> _Problem description_
Pick out all lines in the listing holding the string "dalle" and copy them.

> _Dataset records_
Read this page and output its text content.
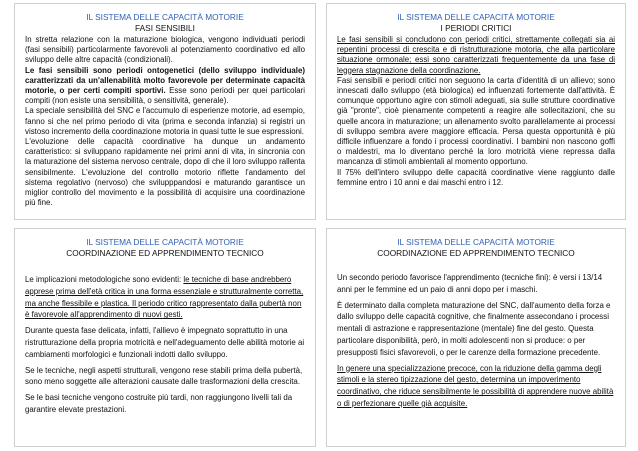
IL SISTEMA DELLE CAPACITÀ MOTORIE
FASI SENSIBILI

In stretta relazione con la maturazione biologica, vengono individuati periodi (fasi sensibili) particolarmente favorevoli al potenziamento coordinativo ed allo sviluppo delle altre capacità (condizionali).

Le fasi sensibili sono periodi ontogenetici (dello sviluppo individuale) caratterizzati da un'allenabilità molto favorevole per determinate capacità motorie, o per certi compiti sportivi. Esse sono periodi per quei particolari compiti (non esiste una sensibilità, o sensitività, generale).

La speciale sensibilità del SNC e l'accumulo di esperienze motorie, ad esempio, fanno si che nel primo periodo di vita (prima e seconda infanzia) si registri un vistoso incremento della coordinazione motoria in quasi tutte le sue espressioni.

L'evoluzione delle capacità coordinative ha dunque un andamento caratteristico: si sviluppano rapidamente nei primi anni di vita, in sincronia con la maturazione del sistema nervoso centrale, dopo di che il loro sviluppo rallenta sensibilmente. L'evoluzione del controllo motorio riflette l'andamento del sistema regolativo (nervoso) che svilupppandosi e maturando garantisce un miglior controllo del movimento e la possibilità di acquisire una coordinazione più fine.

IL SISTEMA DELLE CAPACITÀ MOTORIE
I PERIODI CRITICI

Le fasi sensibili si concludono con periodi critici, strettamente collegati sia ai repentini processi di crescita e di ristrutturazione motoria, che alla particolare situazione ormonale; essi sono caratterizzati frequentemente da una fase di leggera stagnazione della coordinazione.

Fasi sensibili e periodi critici non seguono la carta d'identità di un allievo; sono innescati dallo sviluppo (età biologica) ed influenzati fortemente dall'attività. È comunque opportuno agire con stimoli adeguati, sia sulle strutture coordinative già "pronte", cioè pienamente competenti a reagire alle sollecitazioni, che su quelle ancora in maturazione; un allenamento svolto parallelamente ai processi di sviluppo sembra avere maggiore efficacia. Persa questa opportunità è più difficile influenzare a fondo i processi coordinativi. I bambini non nascono goffi o maldestri, ma lo diventano perché la loro motricità viene repressa dalla mancanza di stimoli ambientali al momento opportuno.

Il 75% dell'intero sviluppo delle capacità coordinative viene raggiunto dalle femmine entro i 10 anni e dai maschi entro i 12.

IL SISTEMA DELLE CAPACITÀ MOTORIE
COORDINAZIONE ED APPRENDIMENTO TECNICO

Le implicazioni metodologiche sono evidenti: le tecniche di base andrebbero apprese prima dell'età critica in una forma essenziale e strutturalmente corretta, ma anche flessibile e plastica. Il periodo critico rappresentato dalla pubertà non è favorevole all'apprendimento di nuovi gesti.

Durante questa fase delicata, infatti, l'allievo è impegnato soprattutto in una ristrutturazione della propria motricità e nell'adeguamento delle abilità motorie ai cambiamenti morfologici e funzionali indotti dallo sviluppo.

Se le tecniche, negli aspetti strutturali, vengono rese stabili prima della pubertà, sono meno soggette alle alterazioni causate dalle trasformazioni della crescita.

Se le basi tecniche vengono costruite più tardi, non raggiungono livelli tali da garantire elevate prestazioni.

IL SISTEMA DELLE CAPACITÀ MOTORIE
COORDINAZIONE ED APPRENDIMENTO TECNICO

Un secondo periodo favorisce l'apprendimento (tecniche fini): è versi i 13/14 anni per le femmine ed un paio di anni dopo per i maschi.

È determinato dalla completa maturazione del SNC, dall'aumento della forza e dallo sviluppo delle capacità cognitive, che finalmente assecondano i processi mentali di astrazione e rappresentazione (mentale) fine del gesto. Questa particolare disponibilità, però, in molti adolescenti non si produce: o per presupposti fisici sfavorevoli, o per le carenze della formazione precedente.

In genere una specializzazione precoce, con la riduzione della gamma degli stimoli e la stereo tipizzazione del gesto, determina un impoverimento coordinativo, che riduce sensibilmente le possibilità di apprendere nuove abilità o di perfezionare quelle già acquisite.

> _Exercise solution_
Il 75% dell'intero sviluppo delle capacità coordinative viene raggiunto dalle femmine entro i 10 anni e dai maschi entro i 12.
Se le tecniche, negli aspetti strutturali, vengono rese stabili prima della pubertà, sono meno soggette alle alterazioni causate dalle trasformazioni della crescita.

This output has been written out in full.